_Task 1_: Rewrite the part of the Enes Demirović profile that opens with "- 1995–1997: Gorica" and closes with "Adria / 12 / (0)", changing "Gorica" to "Nova Gorica".
_Task 2_: Carry the Enes Demirović profile forward from its final line.

_Selected excerpt_:
Enes Demirović

Personal information
- Full name: Enes Demirović
- Date of birth: 13 June 1972 (age 52)
- Place of birth: Banovići, SFR Yugoslavia
- Height: 1.82 m (6 ft 0 in)
- Position(s): Midfielder

Senior career*
- Years: Team / Apps / (Gls)
- 1994–1995: Triglav Kranj / 11 / (4)
- 1995–1997: Gorica / 76 / (11)
- 1998: Hajduk Split / 18 / (4)
- 1998: Adanaspor / 10 / (1)
- 1998–2000: İstanbulspor / 36 / (2)
- 2000–2002: Hapoel Petah Tikva / 69 / (11)
- 2002–2003: Hapoel Kfar Saba / 28 / (1)
- 2003–2005: Ironi Kiryat Shmona / 30 / (8)
- 2005–2011: Gorica / 153 / (48)
- 2011–2013: Brda
- 2013–2014: Adria / 12 / (0)

International career
- 1995–2001: Bosnia and Herzegovina / 13 / (0)

_Dataset content_:
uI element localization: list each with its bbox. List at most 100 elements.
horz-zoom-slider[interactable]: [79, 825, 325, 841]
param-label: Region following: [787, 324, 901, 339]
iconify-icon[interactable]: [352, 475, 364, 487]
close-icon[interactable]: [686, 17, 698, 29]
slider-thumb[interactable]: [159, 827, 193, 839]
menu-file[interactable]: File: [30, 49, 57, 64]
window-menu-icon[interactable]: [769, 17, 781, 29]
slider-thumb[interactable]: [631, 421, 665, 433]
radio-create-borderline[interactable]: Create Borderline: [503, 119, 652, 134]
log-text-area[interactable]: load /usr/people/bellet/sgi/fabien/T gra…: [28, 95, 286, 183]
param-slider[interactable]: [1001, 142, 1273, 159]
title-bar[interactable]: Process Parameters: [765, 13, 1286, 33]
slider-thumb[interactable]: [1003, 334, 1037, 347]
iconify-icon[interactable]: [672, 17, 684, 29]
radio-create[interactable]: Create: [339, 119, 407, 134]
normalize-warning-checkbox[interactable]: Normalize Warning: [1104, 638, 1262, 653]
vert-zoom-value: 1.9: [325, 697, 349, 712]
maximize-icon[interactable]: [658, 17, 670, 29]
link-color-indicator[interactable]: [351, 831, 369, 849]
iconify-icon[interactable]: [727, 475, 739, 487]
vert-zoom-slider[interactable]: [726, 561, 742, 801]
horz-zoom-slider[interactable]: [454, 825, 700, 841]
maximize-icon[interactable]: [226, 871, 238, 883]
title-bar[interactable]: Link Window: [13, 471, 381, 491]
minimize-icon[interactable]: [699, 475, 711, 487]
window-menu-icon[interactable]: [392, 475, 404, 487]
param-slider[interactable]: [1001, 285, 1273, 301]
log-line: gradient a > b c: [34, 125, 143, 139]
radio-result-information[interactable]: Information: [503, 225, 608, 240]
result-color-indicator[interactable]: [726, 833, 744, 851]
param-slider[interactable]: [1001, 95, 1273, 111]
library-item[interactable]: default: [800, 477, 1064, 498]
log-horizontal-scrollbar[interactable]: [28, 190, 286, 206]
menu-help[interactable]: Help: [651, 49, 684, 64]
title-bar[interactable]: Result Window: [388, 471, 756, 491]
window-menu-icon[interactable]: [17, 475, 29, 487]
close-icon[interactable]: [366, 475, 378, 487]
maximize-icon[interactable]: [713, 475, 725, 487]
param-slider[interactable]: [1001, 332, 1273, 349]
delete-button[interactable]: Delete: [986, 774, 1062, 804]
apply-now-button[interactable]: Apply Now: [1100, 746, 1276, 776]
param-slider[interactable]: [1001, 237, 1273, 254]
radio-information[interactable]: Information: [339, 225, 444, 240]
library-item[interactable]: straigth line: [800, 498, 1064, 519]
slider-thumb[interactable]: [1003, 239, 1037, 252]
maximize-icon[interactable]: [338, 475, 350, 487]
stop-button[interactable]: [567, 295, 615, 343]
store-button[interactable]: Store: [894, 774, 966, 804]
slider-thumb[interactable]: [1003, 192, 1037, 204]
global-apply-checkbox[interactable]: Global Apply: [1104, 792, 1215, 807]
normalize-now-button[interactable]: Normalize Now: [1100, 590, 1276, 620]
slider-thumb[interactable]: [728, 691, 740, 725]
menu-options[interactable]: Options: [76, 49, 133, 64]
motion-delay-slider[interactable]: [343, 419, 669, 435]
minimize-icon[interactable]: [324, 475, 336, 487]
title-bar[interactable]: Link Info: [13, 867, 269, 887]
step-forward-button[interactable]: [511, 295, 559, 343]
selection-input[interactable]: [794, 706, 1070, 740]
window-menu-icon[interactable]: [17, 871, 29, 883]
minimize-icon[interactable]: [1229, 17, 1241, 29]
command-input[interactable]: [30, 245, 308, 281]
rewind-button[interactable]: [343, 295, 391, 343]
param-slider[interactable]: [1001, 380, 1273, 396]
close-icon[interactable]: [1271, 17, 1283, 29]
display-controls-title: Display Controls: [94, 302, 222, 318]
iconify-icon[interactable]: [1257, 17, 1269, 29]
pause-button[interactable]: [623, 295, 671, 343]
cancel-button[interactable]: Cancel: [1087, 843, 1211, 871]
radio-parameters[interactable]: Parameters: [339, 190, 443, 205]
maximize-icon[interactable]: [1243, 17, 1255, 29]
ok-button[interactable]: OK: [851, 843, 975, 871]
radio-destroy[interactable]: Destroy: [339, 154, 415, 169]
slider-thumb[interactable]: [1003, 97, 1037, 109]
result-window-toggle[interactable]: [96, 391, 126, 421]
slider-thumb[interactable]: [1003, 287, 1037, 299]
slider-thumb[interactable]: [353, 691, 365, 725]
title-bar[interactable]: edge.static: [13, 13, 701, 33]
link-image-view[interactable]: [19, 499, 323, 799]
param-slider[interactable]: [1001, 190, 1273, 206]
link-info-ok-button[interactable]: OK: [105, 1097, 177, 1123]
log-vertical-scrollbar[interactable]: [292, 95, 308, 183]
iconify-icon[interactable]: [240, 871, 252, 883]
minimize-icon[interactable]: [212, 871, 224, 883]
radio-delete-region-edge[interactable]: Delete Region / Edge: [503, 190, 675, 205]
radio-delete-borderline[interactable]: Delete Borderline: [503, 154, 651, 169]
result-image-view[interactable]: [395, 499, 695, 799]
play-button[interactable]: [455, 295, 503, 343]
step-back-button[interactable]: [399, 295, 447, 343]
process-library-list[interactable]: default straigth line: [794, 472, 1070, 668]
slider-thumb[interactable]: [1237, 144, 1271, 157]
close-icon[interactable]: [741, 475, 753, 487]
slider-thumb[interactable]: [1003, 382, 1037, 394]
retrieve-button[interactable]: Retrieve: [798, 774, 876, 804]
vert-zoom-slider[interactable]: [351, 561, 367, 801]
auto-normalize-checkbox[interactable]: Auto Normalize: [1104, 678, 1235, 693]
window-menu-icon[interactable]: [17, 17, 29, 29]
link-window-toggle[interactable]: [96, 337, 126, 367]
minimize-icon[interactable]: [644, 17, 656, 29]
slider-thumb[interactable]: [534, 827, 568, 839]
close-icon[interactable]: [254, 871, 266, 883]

_Written reply 1_:
- 1995–1997: Nova Gorica / 76 / (11)
- 1998: Hajduk Split / 18 / (4)
- 1998: Adanaspor / 10 / (1)
- 1998–2000: İstanbulspor / 36 / (2)
- 2000–2002: Hapoel Petah Tikva / 69 / (11)
- 2002–2003: Hapoel Kfar Saba / 28 / (1)
- 2003–2005: Ironi Kiryat Shmona / 30 / (8)
- 2005–2011: Nova Gorica / 153 / (48)
- 2011–2013: Brda
- 2013–2014: Adria / 12 / (0)

_Written reply 2_:
= Enes Demirović =

Bosnian-Herzegovinian footballer

Enes Demirović (born 13 June 1972) is a retired Bosnian-Herzegovinian footballer.

==International career==
He made his debut in Bosnia and Herzegovina's first ever official international game, a November 1995 friendly match away against Albania, and has earned a total of 13 caps, scoring no goals. His final international was a June 2001 FIFA World Cup qualification match against Spain.